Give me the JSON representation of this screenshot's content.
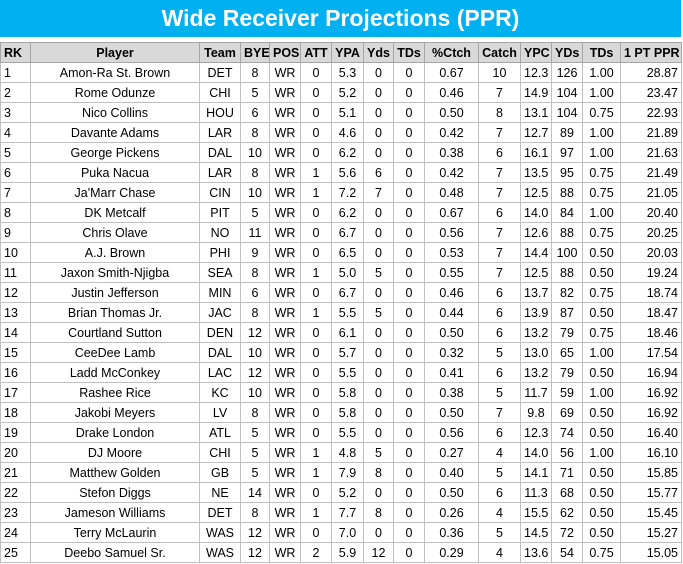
{
  "header": {
    "title": "Wide Receiver Projections (PPR)"
  },
  "table": {
    "columns": [
      "RK",
      "Player",
      "Team",
      "BYE",
      "POS",
      "ATT",
      "YPA",
      "Yds",
      "TDs",
      "%Ctch",
      "Catch",
      "YPC",
      "YDs",
      "TDs",
      "1 PT PPR"
    ],
    "rows": [
      [
        "1",
        "Amon-Ra St. Brown",
        "DET",
        "8",
        "WR",
        "0",
        "5.3",
        "0",
        "0",
        "0.67",
        "10",
        "12.3",
        "126",
        "1.00",
        "28.87"
      ],
      [
        "2",
        "Rome Odunze",
        "CHI",
        "5",
        "WR",
        "0",
        "5.2",
        "0",
        "0",
        "0.46",
        "7",
        "14.9",
        "104",
        "1.00",
        "23.47"
      ],
      [
        "3",
        "Nico Collins",
        "HOU",
        "6",
        "WR",
        "0",
        "5.1",
        "0",
        "0",
        "0.50",
        "8",
        "13.1",
        "104",
        "0.75",
        "22.93"
      ],
      [
        "4",
        "Davante Adams",
        "LAR",
        "8",
        "WR",
        "0",
        "4.6",
        "0",
        "0",
        "0.42",
        "7",
        "12.7",
        "89",
        "1.00",
        "21.89"
      ],
      [
        "5",
        "George Pickens",
        "DAL",
        "10",
        "WR",
        "0",
        "6.2",
        "0",
        "0",
        "0.38",
        "6",
        "16.1",
        "97",
        "1.00",
        "21.63"
      ],
      [
        "6",
        "Puka Nacua",
        "LAR",
        "8",
        "WR",
        "1",
        "5.6",
        "6",
        "0",
        "0.42",
        "7",
        "13.5",
        "95",
        "0.75",
        "21.49"
      ],
      [
        "7",
        "Ja'Marr Chase",
        "CIN",
        "10",
        "WR",
        "1",
        "7.2",
        "7",
        "0",
        "0.48",
        "7",
        "12.5",
        "88",
        "0.75",
        "21.05"
      ],
      [
        "8",
        "DK Metcalf",
        "PIT",
        "5",
        "WR",
        "0",
        "6.2",
        "0",
        "0",
        "0.67",
        "6",
        "14.0",
        "84",
        "1.00",
        "20.40"
      ],
      [
        "9",
        "Chris Olave",
        "NO",
        "11",
        "WR",
        "0",
        "6.7",
        "0",
        "0",
        "0.56",
        "7",
        "12.6",
        "88",
        "0.75",
        "20.25"
      ],
      [
        "10",
        "A.J. Brown",
        "PHI",
        "9",
        "WR",
        "0",
        "6.5",
        "0",
        "0",
        "0.53",
        "7",
        "14.4",
        "100",
        "0.50",
        "20.03"
      ],
      [
        "11",
        "Jaxon Smith-Njigba",
        "SEA",
        "8",
        "WR",
        "1",
        "5.0",
        "5",
        "0",
        "0.55",
        "7",
        "12.5",
        "88",
        "0.50",
        "19.24"
      ],
      [
        "12",
        "Justin Jefferson",
        "MIN",
        "6",
        "WR",
        "0",
        "6.7",
        "0",
        "0",
        "0.46",
        "6",
        "13.7",
        "82",
        "0.75",
        "18.74"
      ],
      [
        "13",
        "Brian Thomas Jr.",
        "JAC",
        "8",
        "WR",
        "1",
        "5.5",
        "5",
        "0",
        "0.44",
        "6",
        "13.9",
        "87",
        "0.50",
        "18.47"
      ],
      [
        "14",
        "Courtland Sutton",
        "DEN",
        "12",
        "WR",
        "0",
        "6.1",
        "0",
        "0",
        "0.50",
        "6",
        "13.2",
        "79",
        "0.75",
        "18.46"
      ],
      [
        "15",
        "CeeDee Lamb",
        "DAL",
        "10",
        "WR",
        "0",
        "5.7",
        "0",
        "0",
        "0.32",
        "5",
        "13.0",
        "65",
        "1.00",
        "17.54"
      ],
      [
        "16",
        "Ladd McConkey",
        "LAC",
        "12",
        "WR",
        "0",
        "5.5",
        "0",
        "0",
        "0.41",
        "6",
        "13.2",
        "79",
        "0.50",
        "16.94"
      ],
      [
        "17",
        "Rashee Rice",
        "KC",
        "10",
        "WR",
        "0",
        "5.8",
        "0",
        "0",
        "0.38",
        "5",
        "11.7",
        "59",
        "1.00",
        "16.92"
      ],
      [
        "18",
        "Jakobi Meyers",
        "LV",
        "8",
        "WR",
        "0",
        "5.8",
        "0",
        "0",
        "0.50",
        "7",
        "9.8",
        "69",
        "0.50",
        "16.92"
      ],
      [
        "19",
        "Drake London",
        "ATL",
        "5",
        "WR",
        "0",
        "5.5",
        "0",
        "0",
        "0.56",
        "6",
        "12.3",
        "74",
        "0.50",
        "16.40"
      ],
      [
        "20",
        "DJ Moore",
        "CHI",
        "5",
        "WR",
        "1",
        "4.8",
        "5",
        "0",
        "0.27",
        "4",
        "14.0",
        "56",
        "1.00",
        "16.10"
      ],
      [
        "21",
        "Matthew Golden",
        "GB",
        "5",
        "WR",
        "1",
        "7.9",
        "8",
        "0",
        "0.40",
        "5",
        "14.1",
        "71",
        "0.50",
        "15.85"
      ],
      [
        "22",
        "Stefon Diggs",
        "NE",
        "14",
        "WR",
        "0",
        "5.2",
        "0",
        "0",
        "0.50",
        "6",
        "11.3",
        "68",
        "0.50",
        "15.77"
      ],
      [
        "23",
        "Jameson Williams",
        "DET",
        "8",
        "WR",
        "1",
        "7.7",
        "8",
        "0",
        "0.26",
        "4",
        "15.5",
        "62",
        "0.50",
        "15.45"
      ],
      [
        "24",
        "Terry McLaurin",
        "WAS",
        "12",
        "WR",
        "0",
        "7.0",
        "0",
        "0",
        "0.36",
        "5",
        "14.5",
        "72",
        "0.50",
        "15.27"
      ],
      [
        "25",
        "Deebo Samuel Sr.",
        "WAS",
        "12",
        "WR",
        "2",
        "5.9",
        "12",
        "0",
        "0.29",
        "4",
        "13.6",
        "54",
        "0.75",
        "15.05"
      ]
    ]
  }
}
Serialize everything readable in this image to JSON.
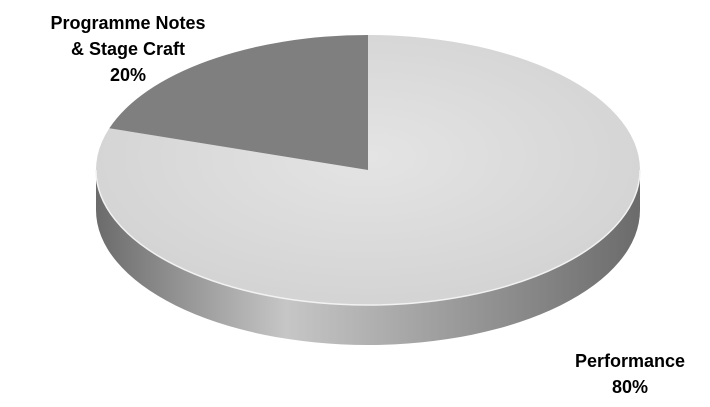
{
  "chart_data": {
    "type": "pie",
    "title": "",
    "slices": [
      {
        "label_lines": [
          "Performance"
        ],
        "percent_text": "80%",
        "value": 80
      },
      {
        "label_lines": [
          "Programme Notes",
          "& Stage Craft"
        ],
        "percent_text": "20%",
        "value": 20
      }
    ],
    "colors": {
      "top_large": "#d9d9d9",
      "top_small": "#7f7f7f",
      "side_dark": "#6b6b6b",
      "side_light": "#c6c6c6",
      "label_text": "#000000"
    },
    "style": "3d",
    "legend": "none"
  }
}
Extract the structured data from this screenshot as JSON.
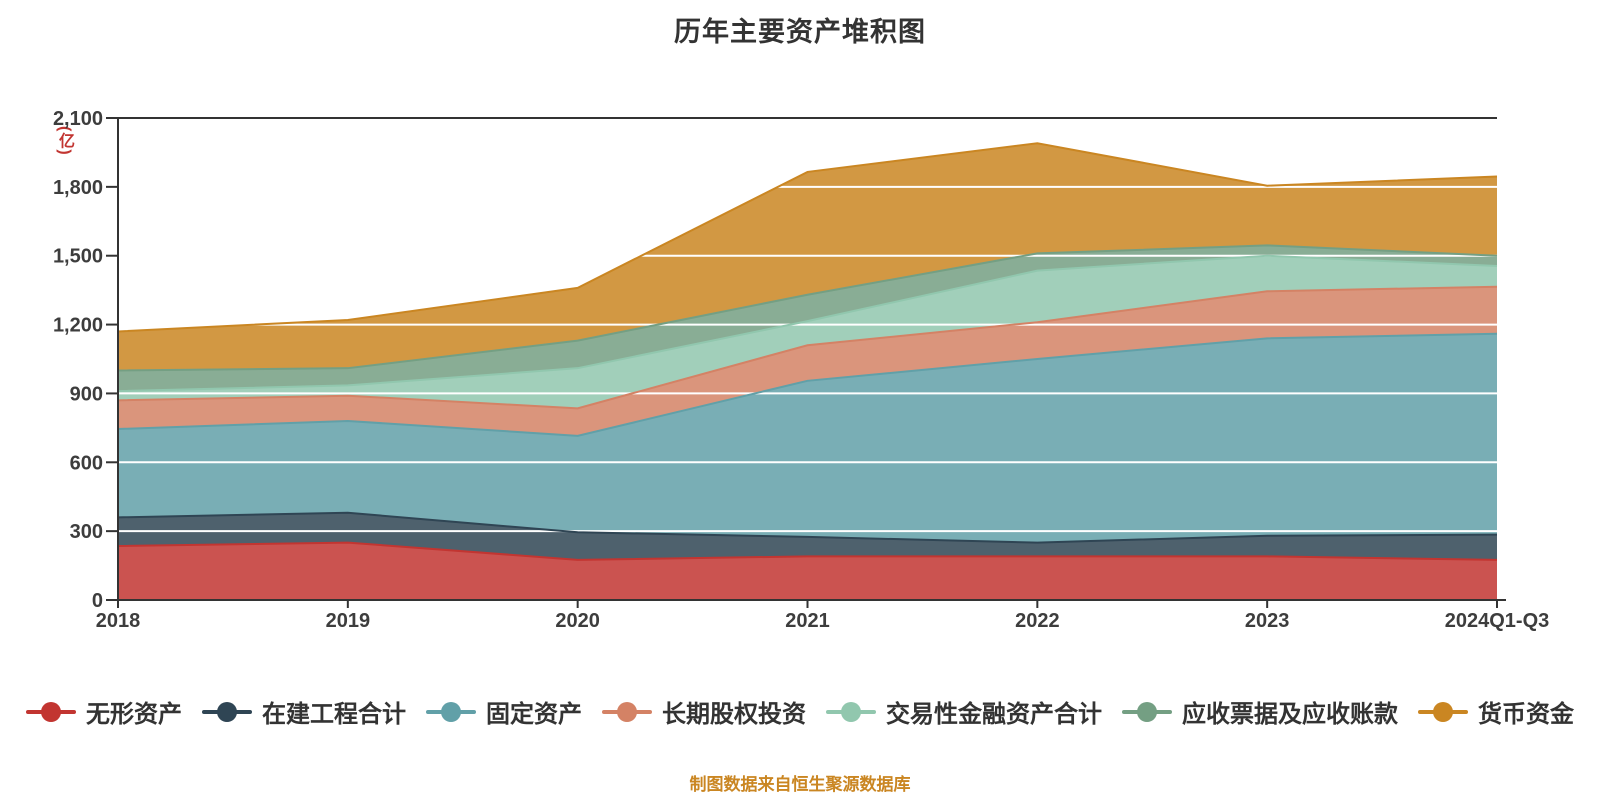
{
  "page": {
    "title": "历年主要资产堆积图",
    "y_axis_unit": "(亿)",
    "footer_note": "制图数据来自恒生聚源数据库"
  },
  "colors": {
    "background": "#ffffff",
    "title_text": "#333333",
    "axis_text": "#3d3d3d",
    "axis_line": "#333333",
    "gridline": "#ffffff",
    "unit_text": "#c23531",
    "footer_text": "#ca8622",
    "legend_text": "#333333"
  },
  "chart_data": {
    "type": "area",
    "stacked": true,
    "title": "历年主要资产堆积图",
    "unit": "亿",
    "categories": [
      "2018",
      "2019",
      "2020",
      "2021",
      "2022",
      "2023",
      "2024Q1-Q3"
    ],
    "series": [
      {
        "name": "无形资产",
        "key": "intangible-assets",
        "color": "#c23531",
        "values": [
          235,
          250,
          175,
          190,
          190,
          190,
          175
        ]
      },
      {
        "name": "在建工程合计",
        "key": "construction-in-progress",
        "color": "#2f4554",
        "values": [
          125,
          130,
          120,
          85,
          60,
          90,
          110
        ]
      },
      {
        "name": "固定资产",
        "key": "fixed-assets",
        "color": "#61a0a8",
        "values": [
          385,
          400,
          420,
          680,
          800,
          860,
          875
        ]
      },
      {
        "name": "长期股权投资",
        "key": "long-term-equity-investment",
        "color": "#d48265",
        "values": [
          125,
          110,
          120,
          155,
          160,
          205,
          205
        ]
      },
      {
        "name": "交易性金融资产合计",
        "key": "trading-financial-assets",
        "color": "#91c7ae",
        "values": [
          40,
          45,
          175,
          105,
          225,
          155,
          90
        ]
      },
      {
        "name": "应收票据及应收账款",
        "key": "notes-and-accounts-receivable",
        "color": "#749f83",
        "values": [
          90,
          75,
          120,
          115,
          75,
          45,
          45
        ]
      },
      {
        "name": "货币资金",
        "key": "monetary-funds",
        "color": "#ca8622",
        "values": [
          170,
          210,
          230,
          535,
          480,
          260,
          345
        ]
      }
    ],
    "totals": [
      1170,
      1220,
      1360,
      1865,
      1990,
      1805,
      1845
    ],
    "ylim": [
      0,
      2100
    ],
    "ytick_interval": 300,
    "ytick_labels": [
      "0",
      "300",
      "600",
      "900",
      "1,200",
      "1,500",
      "1,800",
      "2,100"
    ],
    "grid": true,
    "legend_position": "bottom",
    "fill_opacity": 0.85
  }
}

* Goal: From the entries above, extract every line where the word "assets" appears.

* Correct result:
        "key": "intangible-assets",
        "key": "fixed-assets",
        "key": "trading-financial-assets",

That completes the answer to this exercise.